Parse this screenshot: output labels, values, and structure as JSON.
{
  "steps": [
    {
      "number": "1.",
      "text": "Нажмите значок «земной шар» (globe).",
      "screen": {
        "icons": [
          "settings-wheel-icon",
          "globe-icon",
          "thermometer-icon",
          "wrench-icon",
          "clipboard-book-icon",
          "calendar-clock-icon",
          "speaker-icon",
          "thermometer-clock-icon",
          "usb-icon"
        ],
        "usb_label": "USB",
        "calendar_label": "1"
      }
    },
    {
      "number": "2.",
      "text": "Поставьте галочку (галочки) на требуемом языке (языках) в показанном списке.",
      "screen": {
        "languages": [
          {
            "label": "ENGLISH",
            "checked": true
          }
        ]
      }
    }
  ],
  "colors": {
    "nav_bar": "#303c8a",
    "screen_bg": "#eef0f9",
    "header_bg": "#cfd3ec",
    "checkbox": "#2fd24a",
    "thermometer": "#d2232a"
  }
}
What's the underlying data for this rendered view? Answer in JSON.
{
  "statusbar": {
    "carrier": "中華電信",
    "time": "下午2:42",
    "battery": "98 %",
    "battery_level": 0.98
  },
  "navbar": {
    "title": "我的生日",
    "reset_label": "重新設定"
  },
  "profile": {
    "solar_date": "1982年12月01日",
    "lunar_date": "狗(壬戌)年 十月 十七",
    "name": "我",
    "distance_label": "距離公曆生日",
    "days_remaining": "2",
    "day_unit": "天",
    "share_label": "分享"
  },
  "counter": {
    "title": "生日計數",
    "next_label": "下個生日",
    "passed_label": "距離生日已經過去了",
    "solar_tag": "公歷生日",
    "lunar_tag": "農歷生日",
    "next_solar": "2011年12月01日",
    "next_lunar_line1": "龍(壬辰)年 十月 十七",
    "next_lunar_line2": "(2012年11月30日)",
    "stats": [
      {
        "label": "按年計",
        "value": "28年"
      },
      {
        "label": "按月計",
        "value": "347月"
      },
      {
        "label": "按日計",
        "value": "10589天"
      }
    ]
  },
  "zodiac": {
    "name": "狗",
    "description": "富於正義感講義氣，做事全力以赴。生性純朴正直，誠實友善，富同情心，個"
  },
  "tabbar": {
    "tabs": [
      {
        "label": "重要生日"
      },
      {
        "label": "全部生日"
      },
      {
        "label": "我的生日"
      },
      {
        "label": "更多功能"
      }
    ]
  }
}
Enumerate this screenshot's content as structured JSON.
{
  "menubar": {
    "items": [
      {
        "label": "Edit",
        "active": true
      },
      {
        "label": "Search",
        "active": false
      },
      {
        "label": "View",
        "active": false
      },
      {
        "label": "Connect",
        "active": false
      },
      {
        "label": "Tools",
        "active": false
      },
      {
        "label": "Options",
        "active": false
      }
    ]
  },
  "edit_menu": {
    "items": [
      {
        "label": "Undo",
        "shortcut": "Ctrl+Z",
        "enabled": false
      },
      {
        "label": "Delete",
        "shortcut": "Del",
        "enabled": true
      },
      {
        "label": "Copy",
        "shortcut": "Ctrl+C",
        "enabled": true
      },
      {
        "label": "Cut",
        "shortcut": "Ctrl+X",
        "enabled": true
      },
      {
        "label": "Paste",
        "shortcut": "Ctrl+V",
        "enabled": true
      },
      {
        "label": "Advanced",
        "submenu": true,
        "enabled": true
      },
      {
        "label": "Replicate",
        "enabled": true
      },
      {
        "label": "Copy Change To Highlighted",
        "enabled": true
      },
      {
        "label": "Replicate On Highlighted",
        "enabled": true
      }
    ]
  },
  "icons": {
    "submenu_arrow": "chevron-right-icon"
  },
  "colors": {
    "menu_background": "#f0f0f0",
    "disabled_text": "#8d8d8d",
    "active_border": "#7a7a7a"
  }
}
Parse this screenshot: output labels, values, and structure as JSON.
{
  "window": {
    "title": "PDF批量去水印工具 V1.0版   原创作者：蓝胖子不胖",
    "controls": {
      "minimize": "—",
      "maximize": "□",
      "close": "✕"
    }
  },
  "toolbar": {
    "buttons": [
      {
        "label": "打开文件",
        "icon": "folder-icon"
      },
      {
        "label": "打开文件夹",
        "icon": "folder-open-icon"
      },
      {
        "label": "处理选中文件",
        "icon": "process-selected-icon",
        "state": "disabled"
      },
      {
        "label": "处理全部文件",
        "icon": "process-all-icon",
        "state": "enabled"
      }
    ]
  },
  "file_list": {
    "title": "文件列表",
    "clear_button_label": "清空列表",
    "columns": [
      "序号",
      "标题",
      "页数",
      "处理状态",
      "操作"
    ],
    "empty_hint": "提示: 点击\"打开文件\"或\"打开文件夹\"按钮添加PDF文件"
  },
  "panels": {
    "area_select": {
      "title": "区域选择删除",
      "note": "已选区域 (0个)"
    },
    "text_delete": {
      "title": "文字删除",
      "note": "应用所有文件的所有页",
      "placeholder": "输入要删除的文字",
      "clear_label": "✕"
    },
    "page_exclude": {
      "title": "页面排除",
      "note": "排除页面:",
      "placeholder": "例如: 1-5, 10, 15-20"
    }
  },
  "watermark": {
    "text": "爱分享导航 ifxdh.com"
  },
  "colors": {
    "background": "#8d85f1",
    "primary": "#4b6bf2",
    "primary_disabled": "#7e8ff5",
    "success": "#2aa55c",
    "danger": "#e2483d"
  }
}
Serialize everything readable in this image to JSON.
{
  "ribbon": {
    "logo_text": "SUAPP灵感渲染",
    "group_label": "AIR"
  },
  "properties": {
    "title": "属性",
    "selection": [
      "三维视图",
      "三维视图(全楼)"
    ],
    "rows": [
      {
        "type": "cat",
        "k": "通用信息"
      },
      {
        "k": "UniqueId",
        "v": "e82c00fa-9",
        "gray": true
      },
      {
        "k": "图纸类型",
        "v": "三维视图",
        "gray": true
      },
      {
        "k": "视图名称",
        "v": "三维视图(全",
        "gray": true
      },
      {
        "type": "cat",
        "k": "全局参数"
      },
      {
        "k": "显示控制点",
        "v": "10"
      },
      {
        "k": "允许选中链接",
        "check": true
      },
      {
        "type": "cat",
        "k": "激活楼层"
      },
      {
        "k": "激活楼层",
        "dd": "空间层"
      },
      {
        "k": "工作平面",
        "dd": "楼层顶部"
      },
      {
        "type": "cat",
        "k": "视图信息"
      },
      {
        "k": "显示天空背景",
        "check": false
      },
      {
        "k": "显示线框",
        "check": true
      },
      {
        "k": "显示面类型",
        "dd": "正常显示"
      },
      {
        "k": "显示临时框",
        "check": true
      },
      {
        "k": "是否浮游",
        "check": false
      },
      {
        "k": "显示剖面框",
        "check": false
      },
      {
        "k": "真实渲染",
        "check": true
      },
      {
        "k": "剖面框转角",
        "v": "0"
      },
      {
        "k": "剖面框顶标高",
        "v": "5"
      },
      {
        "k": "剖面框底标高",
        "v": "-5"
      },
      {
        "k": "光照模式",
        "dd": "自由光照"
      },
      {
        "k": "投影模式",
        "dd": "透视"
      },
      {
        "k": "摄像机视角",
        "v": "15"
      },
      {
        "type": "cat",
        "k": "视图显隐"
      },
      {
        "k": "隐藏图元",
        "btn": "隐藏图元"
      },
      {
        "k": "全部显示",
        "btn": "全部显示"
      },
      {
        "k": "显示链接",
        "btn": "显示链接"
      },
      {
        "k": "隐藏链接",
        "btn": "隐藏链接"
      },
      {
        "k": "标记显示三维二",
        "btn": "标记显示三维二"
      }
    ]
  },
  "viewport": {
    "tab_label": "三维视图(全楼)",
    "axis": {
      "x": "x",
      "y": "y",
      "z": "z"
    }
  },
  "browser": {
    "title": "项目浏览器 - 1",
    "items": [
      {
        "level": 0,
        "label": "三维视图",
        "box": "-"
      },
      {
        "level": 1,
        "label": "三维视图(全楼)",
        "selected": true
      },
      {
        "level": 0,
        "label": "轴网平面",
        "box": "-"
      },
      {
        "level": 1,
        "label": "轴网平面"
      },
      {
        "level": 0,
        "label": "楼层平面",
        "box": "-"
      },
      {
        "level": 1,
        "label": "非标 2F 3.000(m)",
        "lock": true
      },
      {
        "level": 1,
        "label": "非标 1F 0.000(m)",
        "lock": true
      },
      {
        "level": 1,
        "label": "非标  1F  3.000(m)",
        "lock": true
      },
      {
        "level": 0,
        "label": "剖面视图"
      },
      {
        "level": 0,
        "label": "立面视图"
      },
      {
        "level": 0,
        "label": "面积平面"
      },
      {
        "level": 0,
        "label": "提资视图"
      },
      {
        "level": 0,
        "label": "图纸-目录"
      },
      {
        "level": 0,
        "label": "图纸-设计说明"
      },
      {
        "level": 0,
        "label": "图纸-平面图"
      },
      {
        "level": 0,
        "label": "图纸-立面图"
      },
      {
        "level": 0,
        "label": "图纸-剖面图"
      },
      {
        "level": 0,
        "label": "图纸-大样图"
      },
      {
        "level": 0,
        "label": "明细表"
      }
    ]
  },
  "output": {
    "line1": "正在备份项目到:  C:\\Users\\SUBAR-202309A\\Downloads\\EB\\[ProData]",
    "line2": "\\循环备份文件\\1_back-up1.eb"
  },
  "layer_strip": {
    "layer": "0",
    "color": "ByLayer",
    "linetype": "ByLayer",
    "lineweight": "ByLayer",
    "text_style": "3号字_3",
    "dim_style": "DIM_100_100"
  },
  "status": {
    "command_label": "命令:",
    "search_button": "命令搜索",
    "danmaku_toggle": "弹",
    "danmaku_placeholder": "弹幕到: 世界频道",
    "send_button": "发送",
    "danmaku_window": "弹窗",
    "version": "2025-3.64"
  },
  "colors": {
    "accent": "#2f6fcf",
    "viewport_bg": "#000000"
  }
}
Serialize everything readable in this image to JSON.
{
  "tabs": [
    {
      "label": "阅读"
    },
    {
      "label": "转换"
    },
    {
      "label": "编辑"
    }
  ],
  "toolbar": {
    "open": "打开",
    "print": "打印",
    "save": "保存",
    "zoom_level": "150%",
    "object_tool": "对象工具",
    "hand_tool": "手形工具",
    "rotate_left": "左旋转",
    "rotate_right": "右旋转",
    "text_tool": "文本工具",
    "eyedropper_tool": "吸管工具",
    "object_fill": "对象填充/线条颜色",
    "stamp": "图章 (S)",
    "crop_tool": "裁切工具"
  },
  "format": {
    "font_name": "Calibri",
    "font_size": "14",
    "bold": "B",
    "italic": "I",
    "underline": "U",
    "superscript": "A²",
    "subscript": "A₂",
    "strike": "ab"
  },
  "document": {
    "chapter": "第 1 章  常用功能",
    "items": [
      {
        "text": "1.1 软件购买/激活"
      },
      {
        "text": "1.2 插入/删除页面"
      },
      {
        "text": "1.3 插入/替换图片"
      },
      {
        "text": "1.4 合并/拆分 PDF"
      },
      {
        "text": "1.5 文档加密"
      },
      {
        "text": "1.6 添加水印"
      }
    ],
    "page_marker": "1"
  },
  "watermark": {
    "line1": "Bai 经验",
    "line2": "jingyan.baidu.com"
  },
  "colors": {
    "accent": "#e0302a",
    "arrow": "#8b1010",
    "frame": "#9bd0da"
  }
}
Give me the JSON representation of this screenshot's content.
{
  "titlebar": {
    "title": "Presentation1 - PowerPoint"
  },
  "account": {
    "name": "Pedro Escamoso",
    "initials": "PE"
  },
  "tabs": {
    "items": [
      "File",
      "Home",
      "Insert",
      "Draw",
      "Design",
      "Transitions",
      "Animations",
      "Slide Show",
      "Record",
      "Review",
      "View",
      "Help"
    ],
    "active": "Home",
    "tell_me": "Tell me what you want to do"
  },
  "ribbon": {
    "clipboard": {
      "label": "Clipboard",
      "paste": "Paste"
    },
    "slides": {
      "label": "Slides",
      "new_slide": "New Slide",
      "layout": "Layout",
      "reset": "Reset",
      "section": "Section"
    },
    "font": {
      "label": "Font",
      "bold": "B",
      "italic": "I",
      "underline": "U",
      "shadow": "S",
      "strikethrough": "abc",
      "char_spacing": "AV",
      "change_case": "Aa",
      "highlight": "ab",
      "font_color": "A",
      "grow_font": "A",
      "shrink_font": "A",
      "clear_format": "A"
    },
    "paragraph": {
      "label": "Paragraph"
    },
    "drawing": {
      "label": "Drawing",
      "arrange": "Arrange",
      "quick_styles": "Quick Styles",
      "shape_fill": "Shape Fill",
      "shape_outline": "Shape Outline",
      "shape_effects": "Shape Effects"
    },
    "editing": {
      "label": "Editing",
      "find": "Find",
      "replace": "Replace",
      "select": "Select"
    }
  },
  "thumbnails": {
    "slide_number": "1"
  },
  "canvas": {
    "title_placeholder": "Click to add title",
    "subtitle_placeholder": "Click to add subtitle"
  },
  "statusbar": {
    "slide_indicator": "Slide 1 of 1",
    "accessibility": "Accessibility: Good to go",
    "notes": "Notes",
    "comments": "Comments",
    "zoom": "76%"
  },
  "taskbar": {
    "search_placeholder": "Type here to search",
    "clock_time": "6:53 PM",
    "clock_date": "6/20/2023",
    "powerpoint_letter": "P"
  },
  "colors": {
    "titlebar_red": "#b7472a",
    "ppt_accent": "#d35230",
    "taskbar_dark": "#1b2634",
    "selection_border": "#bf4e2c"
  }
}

□ □ □ □

EXERCISE DESCRIPTION: Search the lines for the string "ByLayer" and copy every line that has it.

REPLY:
    "color": "ByLayer",
    "linetype": "ByLayer",
    "lineweight": "ByLayer",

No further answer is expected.